(Saved entries)
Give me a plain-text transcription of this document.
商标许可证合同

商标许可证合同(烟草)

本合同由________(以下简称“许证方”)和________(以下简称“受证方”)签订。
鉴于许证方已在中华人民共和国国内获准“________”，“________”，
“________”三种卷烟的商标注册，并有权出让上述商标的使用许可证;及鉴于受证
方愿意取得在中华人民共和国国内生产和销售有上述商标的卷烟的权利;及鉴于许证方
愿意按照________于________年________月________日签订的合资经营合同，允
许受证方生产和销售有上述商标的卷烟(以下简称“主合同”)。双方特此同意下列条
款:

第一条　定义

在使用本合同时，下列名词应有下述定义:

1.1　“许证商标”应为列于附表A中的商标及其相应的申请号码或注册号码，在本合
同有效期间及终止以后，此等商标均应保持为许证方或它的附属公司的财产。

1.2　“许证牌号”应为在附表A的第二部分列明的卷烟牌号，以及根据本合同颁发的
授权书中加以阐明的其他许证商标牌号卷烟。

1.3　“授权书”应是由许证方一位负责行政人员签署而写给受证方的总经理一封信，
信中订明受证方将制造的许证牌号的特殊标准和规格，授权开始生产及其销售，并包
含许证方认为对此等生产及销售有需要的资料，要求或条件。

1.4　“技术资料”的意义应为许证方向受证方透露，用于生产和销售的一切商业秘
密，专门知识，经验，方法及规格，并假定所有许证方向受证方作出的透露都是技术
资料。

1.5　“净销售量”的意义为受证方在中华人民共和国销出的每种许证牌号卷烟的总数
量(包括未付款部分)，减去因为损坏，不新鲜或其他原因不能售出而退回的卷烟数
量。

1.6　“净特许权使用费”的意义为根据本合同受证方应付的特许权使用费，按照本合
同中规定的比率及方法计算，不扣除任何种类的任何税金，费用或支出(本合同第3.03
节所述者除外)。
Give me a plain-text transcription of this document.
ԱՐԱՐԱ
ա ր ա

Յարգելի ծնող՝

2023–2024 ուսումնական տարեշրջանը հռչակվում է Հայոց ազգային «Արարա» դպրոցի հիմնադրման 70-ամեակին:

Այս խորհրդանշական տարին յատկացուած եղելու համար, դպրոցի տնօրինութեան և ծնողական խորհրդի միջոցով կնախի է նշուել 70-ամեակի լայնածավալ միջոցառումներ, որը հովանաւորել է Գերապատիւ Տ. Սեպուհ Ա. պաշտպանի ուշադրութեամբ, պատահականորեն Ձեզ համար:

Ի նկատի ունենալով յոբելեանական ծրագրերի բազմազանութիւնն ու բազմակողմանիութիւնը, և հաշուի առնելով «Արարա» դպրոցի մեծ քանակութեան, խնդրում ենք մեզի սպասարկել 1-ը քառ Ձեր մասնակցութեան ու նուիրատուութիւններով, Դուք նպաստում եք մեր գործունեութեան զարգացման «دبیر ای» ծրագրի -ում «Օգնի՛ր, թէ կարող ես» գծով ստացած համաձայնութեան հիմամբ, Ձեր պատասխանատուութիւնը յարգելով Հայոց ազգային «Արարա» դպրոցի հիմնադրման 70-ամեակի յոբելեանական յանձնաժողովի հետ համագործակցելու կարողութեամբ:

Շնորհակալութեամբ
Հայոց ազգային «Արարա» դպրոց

WRITTEN TASK:
From the material above, copy each line that includes the word "以下简称".

ANSWER TO THIS TASK:
本合同由________(以下简称“许证方”)和________(以下简称“受证方”)签订。
许受证方生产和销售有上述商标的卷烟(以下简称“主合同”)。双方特此同意下列条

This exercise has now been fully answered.